### Document excerpt

Exactly one analysis can be selected per run.

--show-slot-block-no — prints slot number, block number and hash of every block.
--count-tx-outputs — for each block, prints the number of transaction outputs created in it together with the running total so far.
--show-block-header-size — prints the header size of every block, and at the end the maximum header size seen.
--show-block-txs-size — prints the number of transactions and total transaction size per block.
--show-ebbs — prints every Epoch Boundary Block (Byron-era), with its hash, its predecessor's hash, and whether it is one of the known EBBs (hard-coded in Ouroboros.Consensus.Byron.EBBs).
--count-blocks — counts the number of blocks processed.
--store-ledger SLOT_NUMBER [--full-ledger-validation] — replays blocks and stores a ledger snapshot once the requested slot is reached. The snapshot is written to <db>/ledger/<SLOT>_db-analyser, follows the regular on-disk snapshot format of the chosen backend (see Consensus configuration values §6), and — because it has a suffix — will never be garbage-collected by a node's snapshot retention policy. If no block exists exactly at the requested slot, the snapshot is taken at the next block after it (with a warning).

By default blocks are only reapplied, skipping e.g. signature and Plutus script validation. Pass --full-ledger-validation to run the full ledger rules instead (much slower) — useful when hunting a Ledger bug. If a block fails to apply, the last valid ledger state is stored before exiting.

### Provided material
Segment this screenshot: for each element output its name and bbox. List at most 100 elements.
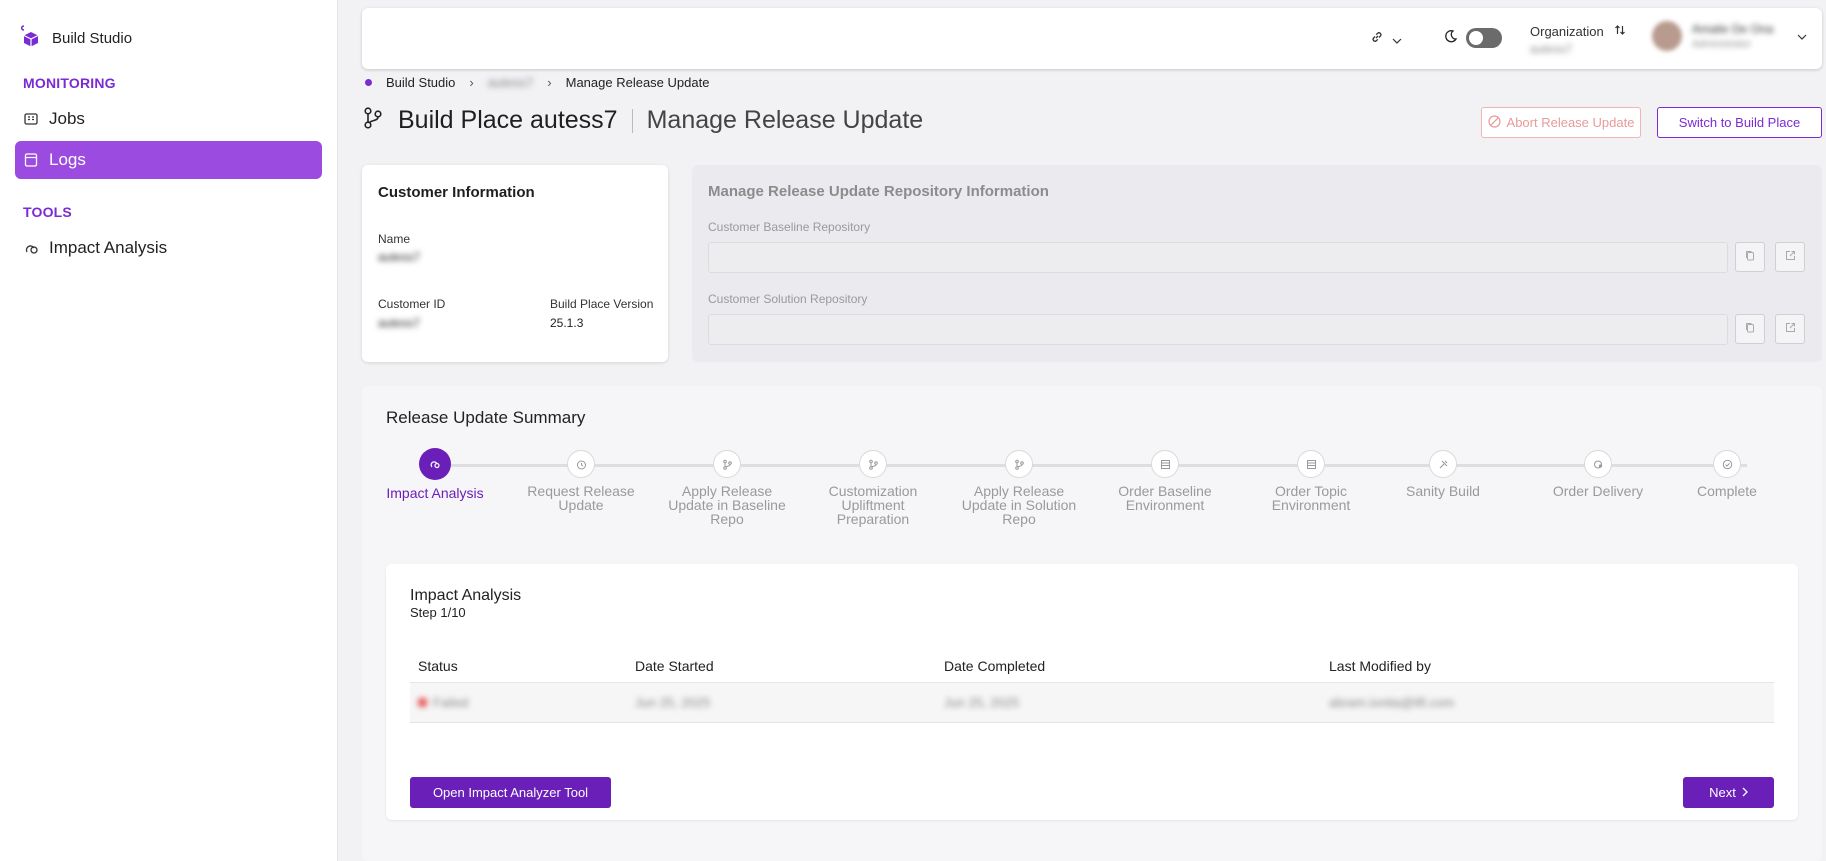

### Written problem
Answer these questions from the excerpt on analysis options:
(a) How many analyses can be selected per run?
(b) Where is the snapshot from --store-ledger written?
(c) What is stored before exiting if a block fails to apply?

### Solution below
(a) Exactly one.
(b) To <db>/ledger/<SLOT>_db-analyser.
(c) The last valid ledger state.